§ THE REQUEST
Search the listing below for the string "this" and show each line that contains it.

'''

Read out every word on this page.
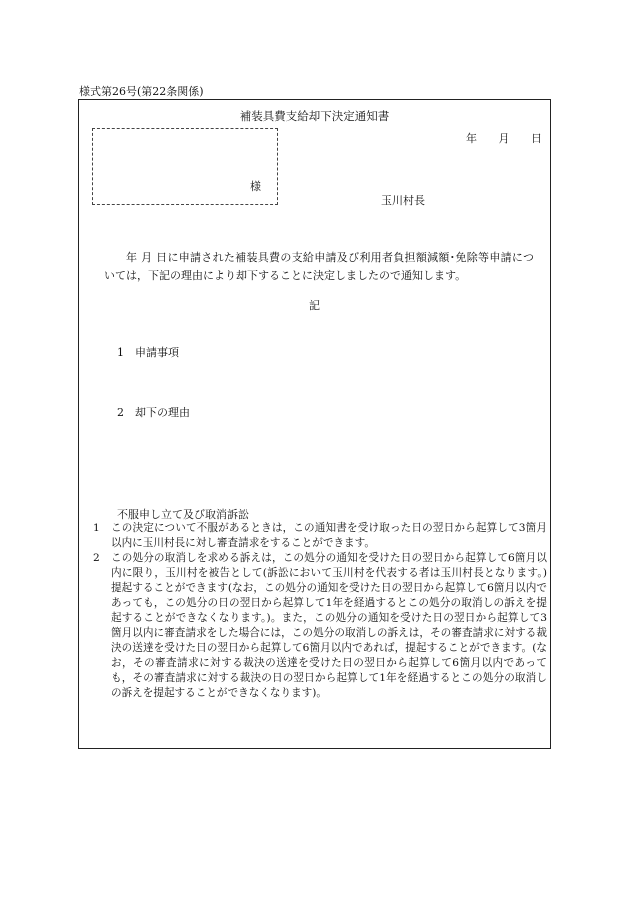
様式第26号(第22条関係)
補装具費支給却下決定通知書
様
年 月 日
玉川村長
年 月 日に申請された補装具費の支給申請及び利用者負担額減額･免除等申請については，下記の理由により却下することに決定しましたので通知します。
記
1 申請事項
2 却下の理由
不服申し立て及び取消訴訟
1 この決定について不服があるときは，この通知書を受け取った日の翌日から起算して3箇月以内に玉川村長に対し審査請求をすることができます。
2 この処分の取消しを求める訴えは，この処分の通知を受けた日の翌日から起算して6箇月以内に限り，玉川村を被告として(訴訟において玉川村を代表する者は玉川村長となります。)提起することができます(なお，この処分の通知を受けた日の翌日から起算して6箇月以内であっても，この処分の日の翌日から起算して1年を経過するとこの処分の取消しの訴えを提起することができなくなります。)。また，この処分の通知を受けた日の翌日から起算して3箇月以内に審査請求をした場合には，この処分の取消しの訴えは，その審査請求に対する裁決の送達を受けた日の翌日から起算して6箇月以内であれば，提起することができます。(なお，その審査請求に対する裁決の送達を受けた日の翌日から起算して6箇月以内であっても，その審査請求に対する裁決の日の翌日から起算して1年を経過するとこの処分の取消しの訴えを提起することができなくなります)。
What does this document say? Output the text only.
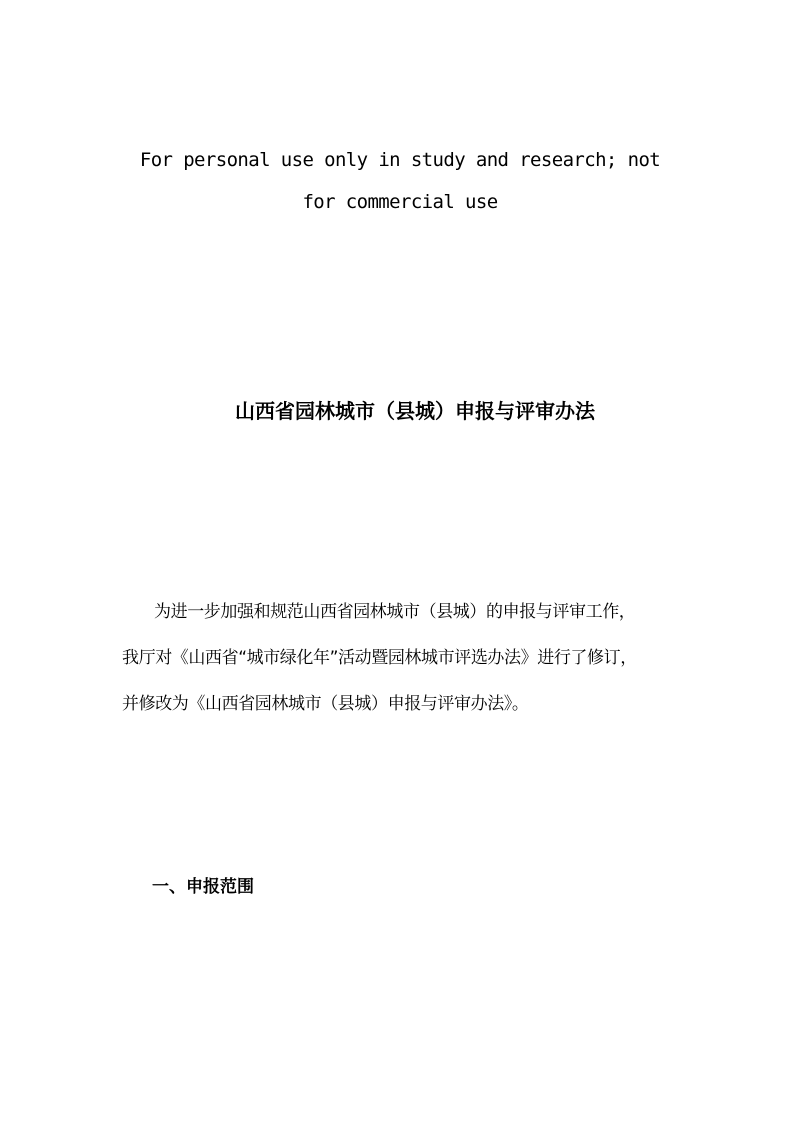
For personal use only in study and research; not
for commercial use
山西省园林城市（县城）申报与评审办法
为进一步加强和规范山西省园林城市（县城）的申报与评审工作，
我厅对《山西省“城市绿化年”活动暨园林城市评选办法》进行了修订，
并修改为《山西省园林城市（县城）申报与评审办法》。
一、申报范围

'''

§ RESPONSE BELOW
Read out every word on this page.
What does this document say? Output the text only.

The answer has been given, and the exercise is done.